- Exercise goal -
Rewrite the lines of data from the one containing "sidebar background: [645, 118, 1030, 630]" through the one containing "menu label: Posteingang: Posteingang: [711, 167, 785, 200]", inclusive, substituting "navigation item" for each occurrence of "menu item" and leaving everything else unchanged. Return only those lines.

>> Start Records provided

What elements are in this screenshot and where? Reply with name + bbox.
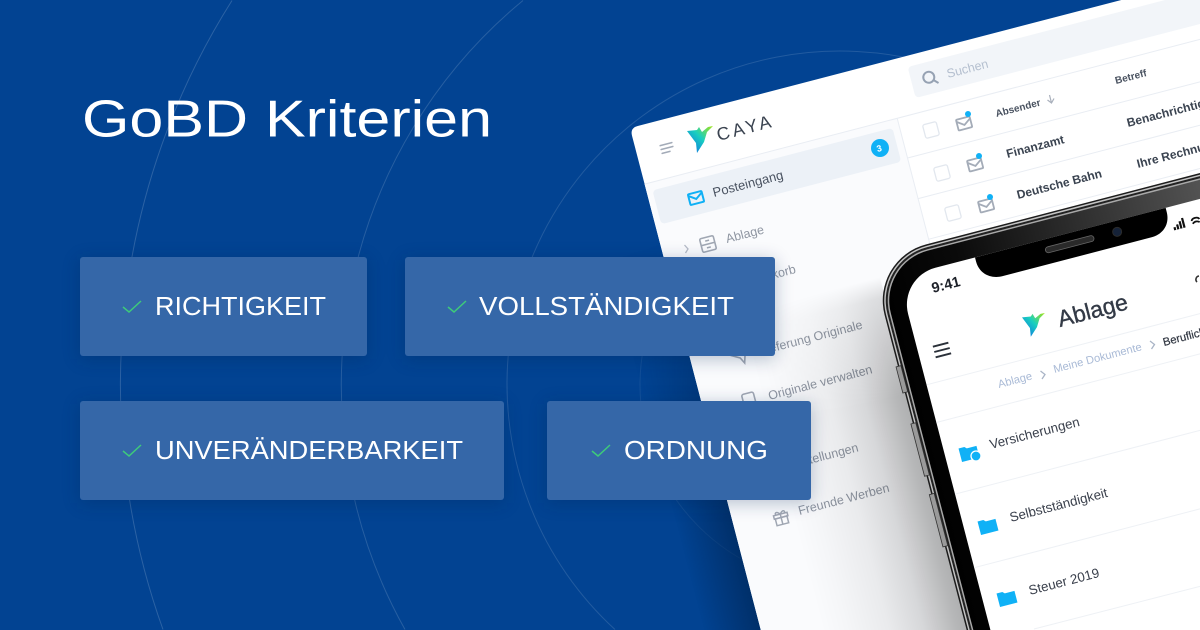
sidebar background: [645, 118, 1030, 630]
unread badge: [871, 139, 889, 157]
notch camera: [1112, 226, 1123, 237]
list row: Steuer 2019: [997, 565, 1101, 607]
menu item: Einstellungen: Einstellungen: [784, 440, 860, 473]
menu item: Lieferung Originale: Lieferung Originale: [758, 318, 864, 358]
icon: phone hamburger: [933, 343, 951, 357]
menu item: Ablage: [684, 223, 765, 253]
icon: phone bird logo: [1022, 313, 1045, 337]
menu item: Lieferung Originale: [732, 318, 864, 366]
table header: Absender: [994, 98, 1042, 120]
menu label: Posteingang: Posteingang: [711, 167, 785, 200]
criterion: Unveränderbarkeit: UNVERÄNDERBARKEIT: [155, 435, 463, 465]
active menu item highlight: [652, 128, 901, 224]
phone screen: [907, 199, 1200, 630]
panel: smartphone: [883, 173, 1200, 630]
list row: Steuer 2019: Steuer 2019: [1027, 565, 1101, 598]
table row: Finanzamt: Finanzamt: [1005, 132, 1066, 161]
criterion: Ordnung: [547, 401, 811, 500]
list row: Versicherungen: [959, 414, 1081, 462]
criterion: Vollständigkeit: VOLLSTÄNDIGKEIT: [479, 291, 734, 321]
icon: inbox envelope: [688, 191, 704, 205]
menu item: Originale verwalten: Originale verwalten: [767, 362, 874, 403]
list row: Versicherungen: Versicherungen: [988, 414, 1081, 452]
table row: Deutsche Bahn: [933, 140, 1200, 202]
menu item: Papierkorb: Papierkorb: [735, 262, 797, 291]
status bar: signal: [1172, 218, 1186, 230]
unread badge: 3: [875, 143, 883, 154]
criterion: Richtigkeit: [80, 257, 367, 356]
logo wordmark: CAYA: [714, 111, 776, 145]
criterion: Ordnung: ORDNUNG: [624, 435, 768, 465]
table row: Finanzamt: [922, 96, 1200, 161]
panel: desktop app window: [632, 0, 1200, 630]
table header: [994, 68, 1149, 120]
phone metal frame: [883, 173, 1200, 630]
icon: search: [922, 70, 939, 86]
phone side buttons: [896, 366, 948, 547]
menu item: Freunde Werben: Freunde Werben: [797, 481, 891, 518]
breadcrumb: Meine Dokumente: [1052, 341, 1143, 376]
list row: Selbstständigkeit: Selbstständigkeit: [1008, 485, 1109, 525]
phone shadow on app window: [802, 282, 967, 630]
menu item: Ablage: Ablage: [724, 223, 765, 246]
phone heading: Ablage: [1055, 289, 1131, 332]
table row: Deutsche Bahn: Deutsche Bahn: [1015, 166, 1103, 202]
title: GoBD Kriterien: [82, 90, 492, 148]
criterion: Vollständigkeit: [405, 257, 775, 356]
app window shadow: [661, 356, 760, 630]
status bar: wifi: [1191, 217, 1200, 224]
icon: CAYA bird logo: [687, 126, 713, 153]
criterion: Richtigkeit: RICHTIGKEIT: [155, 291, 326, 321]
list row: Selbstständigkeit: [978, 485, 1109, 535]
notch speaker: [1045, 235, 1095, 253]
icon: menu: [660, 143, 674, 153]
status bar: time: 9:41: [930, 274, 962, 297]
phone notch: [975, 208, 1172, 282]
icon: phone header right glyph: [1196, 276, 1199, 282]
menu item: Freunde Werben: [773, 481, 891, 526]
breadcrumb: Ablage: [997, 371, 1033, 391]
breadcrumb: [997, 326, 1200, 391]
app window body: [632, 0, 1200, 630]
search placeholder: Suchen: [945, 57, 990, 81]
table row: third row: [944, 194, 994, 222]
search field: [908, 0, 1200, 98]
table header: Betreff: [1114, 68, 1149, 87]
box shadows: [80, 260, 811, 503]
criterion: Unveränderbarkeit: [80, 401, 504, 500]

>> End Records provided
>> Start Records provided

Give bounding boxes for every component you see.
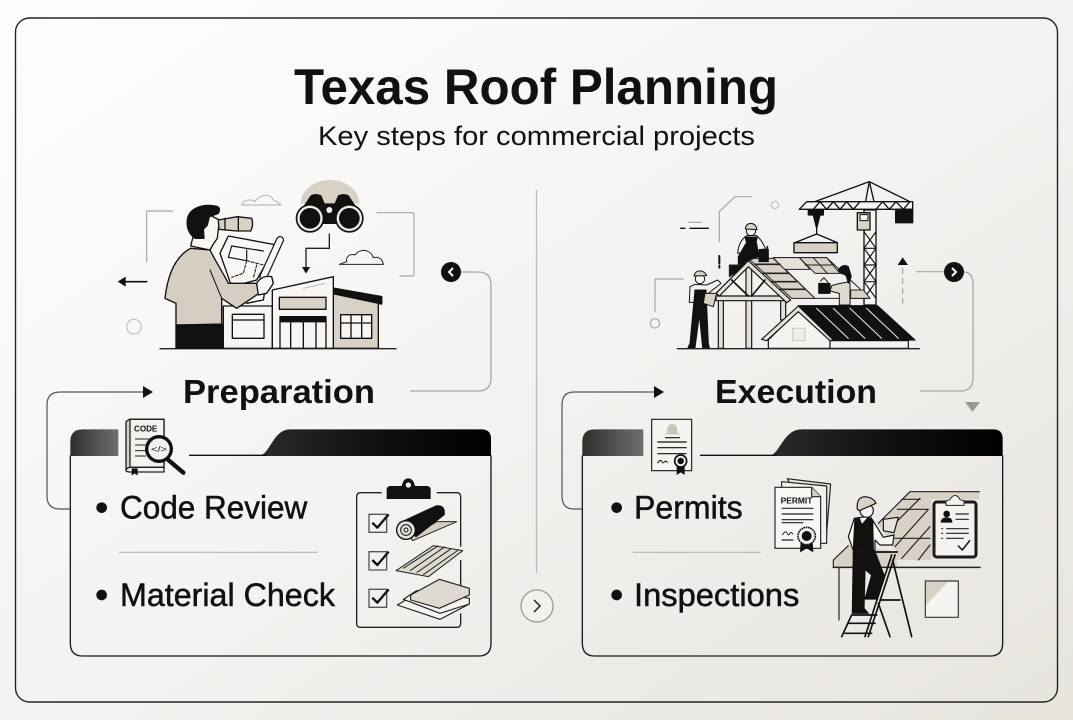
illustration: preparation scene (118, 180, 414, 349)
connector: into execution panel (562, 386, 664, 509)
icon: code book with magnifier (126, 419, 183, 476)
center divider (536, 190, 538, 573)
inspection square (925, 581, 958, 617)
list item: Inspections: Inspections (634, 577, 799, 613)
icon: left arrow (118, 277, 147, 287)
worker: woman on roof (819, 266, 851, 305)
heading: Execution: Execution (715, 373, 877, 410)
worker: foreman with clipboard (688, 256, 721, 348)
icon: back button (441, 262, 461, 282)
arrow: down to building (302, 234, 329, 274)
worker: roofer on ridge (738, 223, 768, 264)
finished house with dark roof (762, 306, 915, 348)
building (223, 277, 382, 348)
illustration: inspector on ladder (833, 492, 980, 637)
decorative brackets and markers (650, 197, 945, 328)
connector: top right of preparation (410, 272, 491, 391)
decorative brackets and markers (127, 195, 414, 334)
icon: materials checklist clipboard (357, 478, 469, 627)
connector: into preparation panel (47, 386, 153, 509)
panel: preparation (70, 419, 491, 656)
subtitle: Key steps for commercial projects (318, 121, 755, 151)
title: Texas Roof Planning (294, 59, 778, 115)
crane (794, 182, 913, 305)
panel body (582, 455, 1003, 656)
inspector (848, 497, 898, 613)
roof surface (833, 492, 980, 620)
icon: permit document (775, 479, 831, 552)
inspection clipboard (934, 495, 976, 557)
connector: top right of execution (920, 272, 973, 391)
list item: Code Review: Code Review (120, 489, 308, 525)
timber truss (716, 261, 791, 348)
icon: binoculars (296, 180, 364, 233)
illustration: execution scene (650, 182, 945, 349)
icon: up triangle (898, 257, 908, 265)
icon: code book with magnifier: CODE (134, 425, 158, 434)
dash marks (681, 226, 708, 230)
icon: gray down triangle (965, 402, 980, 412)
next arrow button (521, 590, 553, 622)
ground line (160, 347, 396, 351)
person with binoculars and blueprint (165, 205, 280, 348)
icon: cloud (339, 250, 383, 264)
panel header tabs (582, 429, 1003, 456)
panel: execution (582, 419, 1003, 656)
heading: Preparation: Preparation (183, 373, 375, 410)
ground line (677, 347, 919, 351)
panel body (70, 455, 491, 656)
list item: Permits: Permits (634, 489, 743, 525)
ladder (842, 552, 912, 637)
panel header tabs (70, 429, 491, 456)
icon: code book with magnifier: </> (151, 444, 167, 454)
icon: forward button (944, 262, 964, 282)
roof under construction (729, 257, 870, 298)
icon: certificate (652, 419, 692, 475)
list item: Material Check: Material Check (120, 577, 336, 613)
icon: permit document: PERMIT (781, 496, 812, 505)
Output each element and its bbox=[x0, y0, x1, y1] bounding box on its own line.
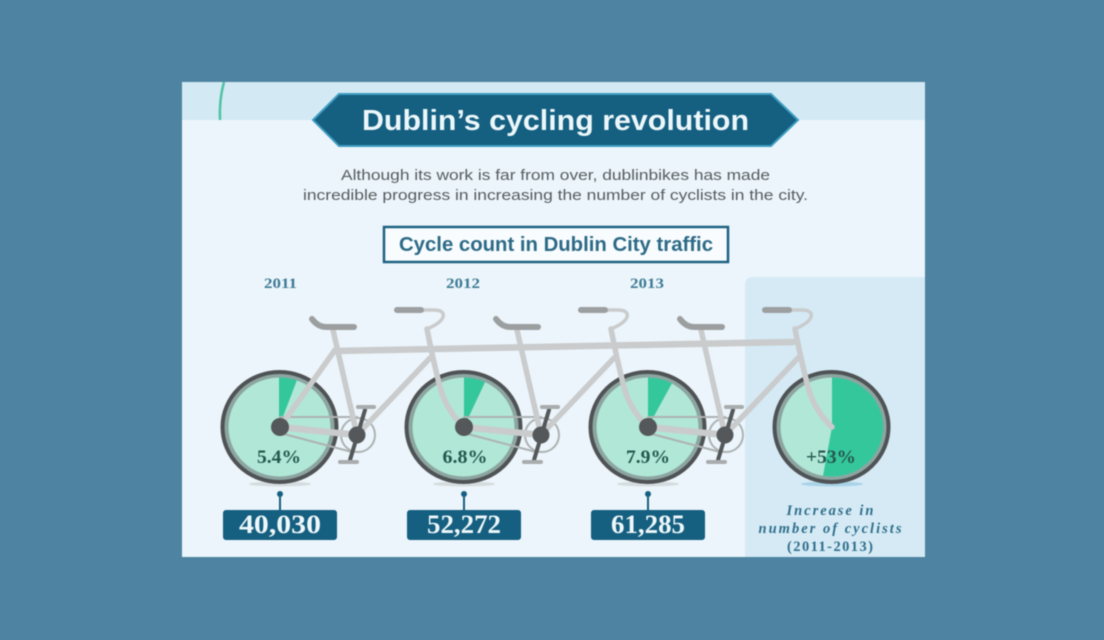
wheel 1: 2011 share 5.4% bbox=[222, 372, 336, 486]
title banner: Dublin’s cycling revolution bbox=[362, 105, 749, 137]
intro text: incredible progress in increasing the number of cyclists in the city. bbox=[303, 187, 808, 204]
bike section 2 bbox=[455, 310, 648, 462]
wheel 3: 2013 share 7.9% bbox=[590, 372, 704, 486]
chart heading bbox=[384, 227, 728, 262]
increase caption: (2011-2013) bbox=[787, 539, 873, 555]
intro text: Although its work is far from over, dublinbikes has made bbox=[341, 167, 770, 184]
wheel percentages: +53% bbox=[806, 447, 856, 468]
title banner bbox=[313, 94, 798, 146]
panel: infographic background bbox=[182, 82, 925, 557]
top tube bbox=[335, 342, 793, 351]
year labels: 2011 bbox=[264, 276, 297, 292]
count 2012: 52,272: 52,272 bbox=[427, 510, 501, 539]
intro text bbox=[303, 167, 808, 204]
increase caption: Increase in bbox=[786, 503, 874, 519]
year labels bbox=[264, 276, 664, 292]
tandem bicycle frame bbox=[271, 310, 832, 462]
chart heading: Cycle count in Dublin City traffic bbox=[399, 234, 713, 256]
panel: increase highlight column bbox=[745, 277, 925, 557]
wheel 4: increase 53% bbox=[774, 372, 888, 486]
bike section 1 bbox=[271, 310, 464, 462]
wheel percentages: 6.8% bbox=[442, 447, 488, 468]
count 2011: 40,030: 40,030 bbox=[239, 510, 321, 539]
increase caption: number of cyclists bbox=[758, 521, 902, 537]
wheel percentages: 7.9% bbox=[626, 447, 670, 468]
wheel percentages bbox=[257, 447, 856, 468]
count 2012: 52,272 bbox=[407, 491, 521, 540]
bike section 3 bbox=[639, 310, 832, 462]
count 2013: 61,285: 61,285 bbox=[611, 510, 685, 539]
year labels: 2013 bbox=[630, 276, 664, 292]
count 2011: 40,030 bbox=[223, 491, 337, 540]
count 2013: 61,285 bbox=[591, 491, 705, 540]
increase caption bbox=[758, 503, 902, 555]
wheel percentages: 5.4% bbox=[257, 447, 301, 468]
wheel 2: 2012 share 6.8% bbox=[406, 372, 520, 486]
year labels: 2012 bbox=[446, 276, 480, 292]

>> End Records provided

- Written answer -
sidebar background: [645, 118, 1030, 630]
unread badge: [871, 139, 889, 157]
notch camera: [1112, 226, 1123, 237]
list row: Steuer 2019: [997, 565, 1101, 607]
navigation item: Einstellungen: Einstellungen: [784, 440, 860, 473]
navigation item: Lieferung Originale: Lieferung Originale: [758, 318, 864, 358]
icon: phone hamburger: [933, 343, 951, 357]
navigation item: Ablage: [684, 223, 765, 253]
icon: phone bird logo: [1022, 313, 1045, 337]
navigation item: Lieferung Originale: [732, 318, 864, 366]
table header: Absender: [994, 98, 1042, 120]
menu label: Posteingang: Posteingang: [711, 167, 785, 200]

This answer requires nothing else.